[DESCRIPTION OF THE TASK]: Quote the entries word for word. Omit the pictures.

(Stored items)
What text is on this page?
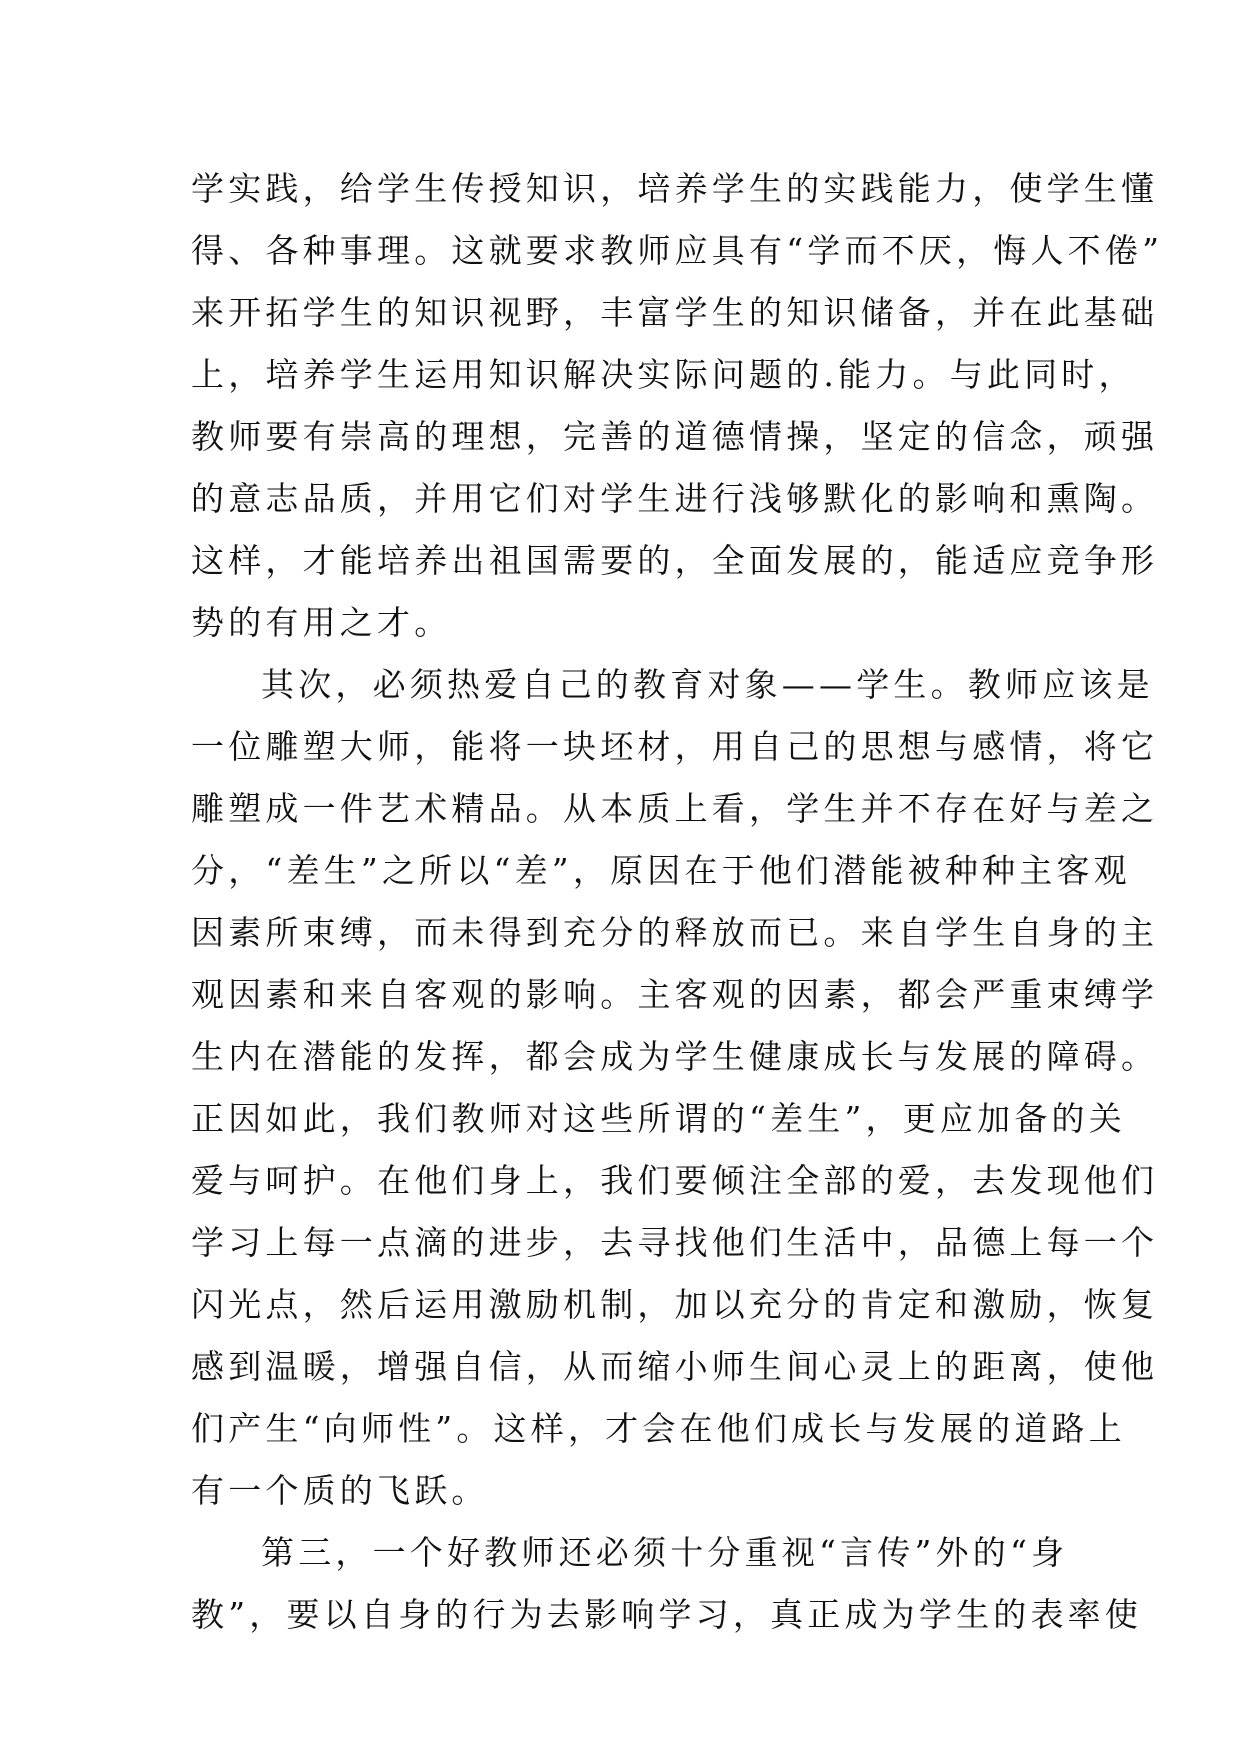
学实践，给学生传授知识，培养学生的实践能力，使学生懂
得、各种事理。这就要求教师应具有“学而不厌，悔人不倦”
来开拓学生的知识视野，丰富学生的知识储备，并在此基础
上，培养学生运用知识解决实际问题的.能力。与此同时，
教师要有崇高的理想，完善的道德情操，坚定的信念，顽强
的意志品质，并用它们对学生进行浅够默化的影响和熏陶。
这样，才能培养出祖国需要的，全面发展的，能适应竞争形
势的有用之才。
其次，必须热爱自己的教育对象——学生。教师应该是
一位雕塑大师，能将一块坯材，用自己的思想与感情，将它
雕塑成一件艺术精品。从本质上看，学生并不存在好与差之
分，“差生”之所以“差”，原因在于他们潜能被种种主客观
因素所束缚，而未得到充分的释放而已。来自学生自身的主
观因素和来自客观的影响。主客观的因素，都会严重束缚学
生内在潜能的发挥，都会成为学生健康成长与发展的障碍。
正因如此，我们教师对这些所谓的“差生”，更应加备的关
爱与呵护。在他们身上，我们要倾注全部的爱，去发现他们
学习上每一点滴的进步，去寻找他们生活中，品德上每一个
闪光点，然后运用激励机制，加以充分的肯定和激励，恢复
感到温暖，增强自信，从而缩小师生间心灵上的距离，使他
们产生“向师性”。这样，才会在他们成长与发展的道路上
有一个质的飞跃。
第三，一个好教师还必须十分重视“言传”外的“身
教”，要以自身的行为去影响学习，真正成为学生的表率使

[EXERCISE RESPONSE]:
What text is on this page?
学实践，给学生传授知识，培养学生的实践能力，使学生懂
得、各种事理。这就要求教师应具有“学而不厌，悔人不倦”
来开拓学生的知识视野，丰富学生的知识储备，并在此基础
上，培养学生运用知识解决实际问题的.能力。与此同时，
教师要有崇高的理想，完善的道德情操，坚定的信念，顽强
的意志品质，并用它们对学生进行浅够默化的影响和熏陶。
这样，才能培养出祖国需要的，全面发展的，能适应竞争形
势的有用之才。
其次，必须热爱自己的教育对象——学生。教师应该是
一位雕塑大师，能将一块坯材，用自己的思想与感情，将它
雕塑成一件艺术精品。从本质上看，学生并不存在好与差之
分，“差生”之所以“差”，原因在于他们潜能被种种主客观
因素所束缚，而未得到充分的释放而已。来自学生自身的主
观因素和来自客观的影响。主客观的因素，都会严重束缚学
生内在潜能的发挥，都会成为学生健康成长与发展的障碍。
正因如此，我们教师对这些所谓的“差生”，更应加备的关
爱与呵护。在他们身上，我们要倾注全部的爱，去发现他们
学习上每一点滴的进步，去寻找他们生活中，品德上每一个
闪光点，然后运用激励机制，加以充分的肯定和激励，恢复
感到温暖，增强自信，从而缩小师生间心灵上的距离，使他
们产生“向师性”。这样，才会在他们成长与发展的道路上
有一个质的飞跃。
第三，一个好教师还必须十分重视“言传”外的“身
教”，要以自身的行为去影响学习，真正成为学生的表率使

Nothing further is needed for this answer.